Dataset listings of figures

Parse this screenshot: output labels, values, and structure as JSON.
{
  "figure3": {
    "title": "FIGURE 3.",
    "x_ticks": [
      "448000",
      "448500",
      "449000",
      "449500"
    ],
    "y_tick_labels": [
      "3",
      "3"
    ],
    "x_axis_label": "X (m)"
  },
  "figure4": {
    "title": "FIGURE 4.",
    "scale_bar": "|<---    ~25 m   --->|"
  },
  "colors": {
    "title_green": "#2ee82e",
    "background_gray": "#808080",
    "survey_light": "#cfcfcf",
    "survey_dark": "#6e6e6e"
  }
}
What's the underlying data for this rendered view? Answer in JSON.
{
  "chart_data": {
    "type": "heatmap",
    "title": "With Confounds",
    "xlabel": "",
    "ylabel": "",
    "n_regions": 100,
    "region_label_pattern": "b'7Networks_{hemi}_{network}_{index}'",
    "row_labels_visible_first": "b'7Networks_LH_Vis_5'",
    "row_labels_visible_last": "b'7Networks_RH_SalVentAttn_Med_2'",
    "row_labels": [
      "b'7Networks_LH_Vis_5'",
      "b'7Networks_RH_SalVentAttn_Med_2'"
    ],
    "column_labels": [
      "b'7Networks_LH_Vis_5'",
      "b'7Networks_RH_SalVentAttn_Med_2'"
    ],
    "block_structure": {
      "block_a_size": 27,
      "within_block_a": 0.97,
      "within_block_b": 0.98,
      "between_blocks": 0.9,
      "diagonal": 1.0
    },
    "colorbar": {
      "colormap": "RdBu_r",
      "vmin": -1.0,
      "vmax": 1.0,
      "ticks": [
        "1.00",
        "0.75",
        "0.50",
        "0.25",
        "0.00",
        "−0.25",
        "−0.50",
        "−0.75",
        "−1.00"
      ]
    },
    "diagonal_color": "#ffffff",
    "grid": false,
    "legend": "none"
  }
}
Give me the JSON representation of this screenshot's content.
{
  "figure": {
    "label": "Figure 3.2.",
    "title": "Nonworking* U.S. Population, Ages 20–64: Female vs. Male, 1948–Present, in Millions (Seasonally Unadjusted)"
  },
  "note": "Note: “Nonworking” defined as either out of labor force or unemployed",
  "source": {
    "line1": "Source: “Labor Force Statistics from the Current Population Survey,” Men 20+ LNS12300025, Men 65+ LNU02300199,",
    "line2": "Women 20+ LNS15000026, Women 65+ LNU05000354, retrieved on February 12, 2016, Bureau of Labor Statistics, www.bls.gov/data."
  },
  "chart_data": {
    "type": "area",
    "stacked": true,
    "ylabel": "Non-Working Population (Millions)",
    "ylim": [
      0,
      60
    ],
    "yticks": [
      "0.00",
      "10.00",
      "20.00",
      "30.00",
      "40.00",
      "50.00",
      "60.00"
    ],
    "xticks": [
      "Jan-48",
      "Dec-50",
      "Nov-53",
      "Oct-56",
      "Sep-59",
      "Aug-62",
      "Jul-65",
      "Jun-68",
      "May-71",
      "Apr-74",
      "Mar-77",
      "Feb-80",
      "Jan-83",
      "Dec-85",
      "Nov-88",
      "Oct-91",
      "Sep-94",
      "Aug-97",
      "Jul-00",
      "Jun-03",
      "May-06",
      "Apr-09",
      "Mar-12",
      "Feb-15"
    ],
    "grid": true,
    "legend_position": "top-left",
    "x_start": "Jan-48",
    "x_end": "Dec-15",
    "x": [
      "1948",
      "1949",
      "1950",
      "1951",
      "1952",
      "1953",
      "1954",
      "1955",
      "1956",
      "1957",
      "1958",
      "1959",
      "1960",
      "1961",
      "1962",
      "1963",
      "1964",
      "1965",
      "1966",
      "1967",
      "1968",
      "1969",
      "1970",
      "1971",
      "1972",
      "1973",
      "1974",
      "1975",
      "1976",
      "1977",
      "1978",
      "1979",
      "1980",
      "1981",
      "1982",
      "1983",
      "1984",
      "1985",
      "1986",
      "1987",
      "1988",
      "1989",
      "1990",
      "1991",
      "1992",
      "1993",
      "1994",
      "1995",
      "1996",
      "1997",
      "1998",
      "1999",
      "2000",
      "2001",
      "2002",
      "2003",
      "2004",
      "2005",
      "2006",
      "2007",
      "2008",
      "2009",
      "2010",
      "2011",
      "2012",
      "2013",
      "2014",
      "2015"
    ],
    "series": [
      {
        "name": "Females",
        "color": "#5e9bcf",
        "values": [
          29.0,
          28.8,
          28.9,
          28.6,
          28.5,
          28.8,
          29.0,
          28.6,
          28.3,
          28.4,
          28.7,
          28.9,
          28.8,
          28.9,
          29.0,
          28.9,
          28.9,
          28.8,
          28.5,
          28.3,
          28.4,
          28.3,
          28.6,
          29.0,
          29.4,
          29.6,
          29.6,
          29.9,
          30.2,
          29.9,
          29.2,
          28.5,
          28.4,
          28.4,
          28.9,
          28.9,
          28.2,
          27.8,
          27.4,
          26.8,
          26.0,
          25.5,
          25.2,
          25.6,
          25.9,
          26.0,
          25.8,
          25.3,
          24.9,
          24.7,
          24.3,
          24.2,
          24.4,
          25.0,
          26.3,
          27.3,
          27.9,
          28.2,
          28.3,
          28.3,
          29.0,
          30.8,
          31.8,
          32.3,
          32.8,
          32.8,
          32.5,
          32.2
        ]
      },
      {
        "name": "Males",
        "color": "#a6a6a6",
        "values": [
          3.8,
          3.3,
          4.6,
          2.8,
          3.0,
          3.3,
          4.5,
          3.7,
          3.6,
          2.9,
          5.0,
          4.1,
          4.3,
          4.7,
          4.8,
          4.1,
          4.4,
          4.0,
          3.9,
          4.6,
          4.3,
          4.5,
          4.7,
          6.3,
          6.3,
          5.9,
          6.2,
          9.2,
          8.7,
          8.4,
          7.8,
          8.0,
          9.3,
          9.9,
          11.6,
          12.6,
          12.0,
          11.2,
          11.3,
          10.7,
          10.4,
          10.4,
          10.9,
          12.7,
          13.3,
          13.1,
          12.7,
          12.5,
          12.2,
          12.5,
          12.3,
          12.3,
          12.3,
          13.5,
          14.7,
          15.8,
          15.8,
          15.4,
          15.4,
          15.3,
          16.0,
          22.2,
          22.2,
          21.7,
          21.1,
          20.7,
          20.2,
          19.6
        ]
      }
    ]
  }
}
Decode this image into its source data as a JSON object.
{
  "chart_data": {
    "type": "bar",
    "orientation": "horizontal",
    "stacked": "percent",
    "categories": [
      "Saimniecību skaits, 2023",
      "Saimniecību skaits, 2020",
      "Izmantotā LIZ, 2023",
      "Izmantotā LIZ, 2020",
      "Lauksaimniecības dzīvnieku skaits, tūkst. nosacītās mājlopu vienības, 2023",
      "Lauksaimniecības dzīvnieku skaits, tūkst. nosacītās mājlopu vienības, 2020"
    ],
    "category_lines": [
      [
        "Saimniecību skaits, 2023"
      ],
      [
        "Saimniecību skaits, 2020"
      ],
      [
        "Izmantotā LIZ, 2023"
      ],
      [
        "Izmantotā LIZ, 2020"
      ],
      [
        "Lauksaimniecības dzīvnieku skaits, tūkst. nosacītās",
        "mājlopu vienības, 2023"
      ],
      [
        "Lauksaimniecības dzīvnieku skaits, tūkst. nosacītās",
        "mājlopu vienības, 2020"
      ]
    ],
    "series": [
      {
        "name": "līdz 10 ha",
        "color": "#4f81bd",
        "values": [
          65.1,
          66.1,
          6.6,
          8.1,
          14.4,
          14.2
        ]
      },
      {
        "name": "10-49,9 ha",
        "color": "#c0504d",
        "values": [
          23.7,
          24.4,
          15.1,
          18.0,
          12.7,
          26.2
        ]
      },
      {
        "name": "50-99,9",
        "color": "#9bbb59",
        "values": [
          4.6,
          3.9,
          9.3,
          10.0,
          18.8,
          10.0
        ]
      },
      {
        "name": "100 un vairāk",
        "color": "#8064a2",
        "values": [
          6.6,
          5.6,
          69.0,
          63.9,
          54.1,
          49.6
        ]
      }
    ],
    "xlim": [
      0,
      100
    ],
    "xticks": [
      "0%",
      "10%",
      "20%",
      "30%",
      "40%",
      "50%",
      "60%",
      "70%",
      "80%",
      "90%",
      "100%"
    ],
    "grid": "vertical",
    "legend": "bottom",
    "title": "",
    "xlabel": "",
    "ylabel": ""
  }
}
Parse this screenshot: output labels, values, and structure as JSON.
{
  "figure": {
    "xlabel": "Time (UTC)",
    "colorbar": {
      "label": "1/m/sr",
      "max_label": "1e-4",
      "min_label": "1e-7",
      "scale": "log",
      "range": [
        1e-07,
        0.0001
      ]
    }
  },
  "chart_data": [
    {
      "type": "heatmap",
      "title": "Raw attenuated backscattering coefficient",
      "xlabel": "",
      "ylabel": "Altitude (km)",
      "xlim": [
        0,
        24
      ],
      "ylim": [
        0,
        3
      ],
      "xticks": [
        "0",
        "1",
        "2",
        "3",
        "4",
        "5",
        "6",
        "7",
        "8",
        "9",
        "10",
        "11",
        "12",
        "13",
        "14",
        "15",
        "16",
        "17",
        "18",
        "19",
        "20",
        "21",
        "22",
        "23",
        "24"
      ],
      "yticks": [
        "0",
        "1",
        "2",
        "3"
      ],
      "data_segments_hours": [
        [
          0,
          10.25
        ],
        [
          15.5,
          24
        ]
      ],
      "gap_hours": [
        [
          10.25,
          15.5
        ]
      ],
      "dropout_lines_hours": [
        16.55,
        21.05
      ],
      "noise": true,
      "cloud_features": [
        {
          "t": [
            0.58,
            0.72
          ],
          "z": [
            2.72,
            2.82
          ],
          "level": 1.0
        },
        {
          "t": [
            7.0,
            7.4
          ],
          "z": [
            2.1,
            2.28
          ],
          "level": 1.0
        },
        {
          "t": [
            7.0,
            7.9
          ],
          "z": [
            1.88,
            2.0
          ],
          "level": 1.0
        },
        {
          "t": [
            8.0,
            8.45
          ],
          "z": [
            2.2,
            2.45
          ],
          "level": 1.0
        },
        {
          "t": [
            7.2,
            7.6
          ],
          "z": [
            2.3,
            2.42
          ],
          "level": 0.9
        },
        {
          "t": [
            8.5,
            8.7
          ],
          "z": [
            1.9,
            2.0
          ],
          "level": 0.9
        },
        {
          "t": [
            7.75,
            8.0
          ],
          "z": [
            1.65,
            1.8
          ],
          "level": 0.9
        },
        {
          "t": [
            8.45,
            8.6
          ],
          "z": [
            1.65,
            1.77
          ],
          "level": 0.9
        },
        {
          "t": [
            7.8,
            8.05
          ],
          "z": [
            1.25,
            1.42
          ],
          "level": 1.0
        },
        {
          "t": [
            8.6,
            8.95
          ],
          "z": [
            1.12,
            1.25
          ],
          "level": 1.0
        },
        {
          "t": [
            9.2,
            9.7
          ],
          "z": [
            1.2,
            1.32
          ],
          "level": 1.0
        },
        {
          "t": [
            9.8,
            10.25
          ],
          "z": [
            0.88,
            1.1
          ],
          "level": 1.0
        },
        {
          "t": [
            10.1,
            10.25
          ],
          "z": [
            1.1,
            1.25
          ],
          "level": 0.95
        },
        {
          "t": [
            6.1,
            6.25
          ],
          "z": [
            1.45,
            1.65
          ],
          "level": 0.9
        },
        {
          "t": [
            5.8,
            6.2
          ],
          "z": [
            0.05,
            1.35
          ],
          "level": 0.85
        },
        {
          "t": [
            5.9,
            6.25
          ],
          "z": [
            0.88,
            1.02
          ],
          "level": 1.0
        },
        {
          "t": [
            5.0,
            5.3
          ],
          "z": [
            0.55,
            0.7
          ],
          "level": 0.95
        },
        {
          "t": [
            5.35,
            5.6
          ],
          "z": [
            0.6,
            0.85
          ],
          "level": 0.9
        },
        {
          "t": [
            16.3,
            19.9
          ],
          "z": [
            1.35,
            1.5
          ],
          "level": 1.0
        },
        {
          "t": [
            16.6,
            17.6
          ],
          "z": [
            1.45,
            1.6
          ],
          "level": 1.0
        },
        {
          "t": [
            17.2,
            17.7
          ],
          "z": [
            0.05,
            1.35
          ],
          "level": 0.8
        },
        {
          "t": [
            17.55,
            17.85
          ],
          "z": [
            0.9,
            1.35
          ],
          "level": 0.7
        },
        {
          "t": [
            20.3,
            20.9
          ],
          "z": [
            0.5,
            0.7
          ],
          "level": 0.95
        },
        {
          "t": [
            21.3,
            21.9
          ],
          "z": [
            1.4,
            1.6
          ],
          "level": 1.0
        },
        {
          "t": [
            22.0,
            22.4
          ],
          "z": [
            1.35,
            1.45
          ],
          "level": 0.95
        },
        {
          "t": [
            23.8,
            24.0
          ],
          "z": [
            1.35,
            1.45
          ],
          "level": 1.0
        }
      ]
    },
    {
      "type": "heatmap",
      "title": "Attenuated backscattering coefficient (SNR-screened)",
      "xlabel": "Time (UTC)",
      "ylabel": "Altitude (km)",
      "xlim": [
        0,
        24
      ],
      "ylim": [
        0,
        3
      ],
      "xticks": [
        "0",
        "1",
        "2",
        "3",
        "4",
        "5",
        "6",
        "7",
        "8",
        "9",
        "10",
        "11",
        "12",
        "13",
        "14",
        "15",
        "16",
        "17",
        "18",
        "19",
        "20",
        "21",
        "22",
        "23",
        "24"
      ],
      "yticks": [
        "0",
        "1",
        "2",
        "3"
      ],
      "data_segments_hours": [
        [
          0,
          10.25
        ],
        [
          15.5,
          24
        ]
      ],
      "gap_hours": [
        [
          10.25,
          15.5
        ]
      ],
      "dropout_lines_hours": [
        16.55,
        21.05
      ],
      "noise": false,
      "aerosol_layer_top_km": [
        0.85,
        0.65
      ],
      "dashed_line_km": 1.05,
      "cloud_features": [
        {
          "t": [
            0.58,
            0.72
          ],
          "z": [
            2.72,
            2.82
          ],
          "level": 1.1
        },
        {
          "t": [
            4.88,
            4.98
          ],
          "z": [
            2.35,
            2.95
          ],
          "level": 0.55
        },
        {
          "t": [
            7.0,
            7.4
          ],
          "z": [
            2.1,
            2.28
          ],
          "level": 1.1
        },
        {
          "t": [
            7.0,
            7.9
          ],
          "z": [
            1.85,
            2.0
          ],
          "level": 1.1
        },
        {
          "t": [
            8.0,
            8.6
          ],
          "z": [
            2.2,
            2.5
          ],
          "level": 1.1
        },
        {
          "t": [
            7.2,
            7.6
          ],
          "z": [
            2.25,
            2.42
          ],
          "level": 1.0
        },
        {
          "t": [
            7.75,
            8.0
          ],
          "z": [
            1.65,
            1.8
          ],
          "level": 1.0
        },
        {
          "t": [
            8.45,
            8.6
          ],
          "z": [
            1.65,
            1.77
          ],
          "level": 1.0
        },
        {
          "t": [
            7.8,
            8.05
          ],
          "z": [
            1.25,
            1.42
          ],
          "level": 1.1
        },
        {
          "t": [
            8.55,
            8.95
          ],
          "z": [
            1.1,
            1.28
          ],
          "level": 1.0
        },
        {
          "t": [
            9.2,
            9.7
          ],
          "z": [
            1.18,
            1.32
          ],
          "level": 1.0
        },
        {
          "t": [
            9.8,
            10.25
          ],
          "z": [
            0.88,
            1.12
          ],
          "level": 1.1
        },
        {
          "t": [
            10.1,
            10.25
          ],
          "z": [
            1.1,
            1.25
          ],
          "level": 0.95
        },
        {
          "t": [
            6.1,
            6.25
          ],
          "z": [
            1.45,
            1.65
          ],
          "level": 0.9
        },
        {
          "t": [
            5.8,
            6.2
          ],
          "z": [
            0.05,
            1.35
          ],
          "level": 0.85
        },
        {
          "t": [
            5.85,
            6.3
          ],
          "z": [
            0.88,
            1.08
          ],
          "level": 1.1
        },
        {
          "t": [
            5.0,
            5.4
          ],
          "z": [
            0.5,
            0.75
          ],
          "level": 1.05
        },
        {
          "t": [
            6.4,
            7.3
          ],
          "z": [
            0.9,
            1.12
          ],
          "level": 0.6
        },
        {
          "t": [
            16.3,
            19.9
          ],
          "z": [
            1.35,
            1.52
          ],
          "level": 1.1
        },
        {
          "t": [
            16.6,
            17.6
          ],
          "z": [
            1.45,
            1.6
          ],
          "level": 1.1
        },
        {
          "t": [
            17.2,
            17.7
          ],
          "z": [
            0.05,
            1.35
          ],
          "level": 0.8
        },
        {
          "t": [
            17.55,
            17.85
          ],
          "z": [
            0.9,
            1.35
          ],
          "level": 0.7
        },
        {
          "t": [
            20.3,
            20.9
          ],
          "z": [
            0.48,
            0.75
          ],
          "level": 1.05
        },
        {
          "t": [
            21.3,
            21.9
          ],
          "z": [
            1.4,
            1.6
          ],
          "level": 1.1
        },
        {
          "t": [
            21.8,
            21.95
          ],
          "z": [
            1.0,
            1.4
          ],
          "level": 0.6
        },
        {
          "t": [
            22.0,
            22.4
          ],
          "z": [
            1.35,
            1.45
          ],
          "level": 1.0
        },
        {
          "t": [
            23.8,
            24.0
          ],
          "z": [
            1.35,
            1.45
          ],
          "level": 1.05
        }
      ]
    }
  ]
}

> **Task prompt**: In the material above, show every line where the word "backscattering" turns up.

> **Task solution**:
      "title": "Raw attenuated backscattering coefficient",
      "title": "Attenuated backscattering coefficient (SNR-screened)",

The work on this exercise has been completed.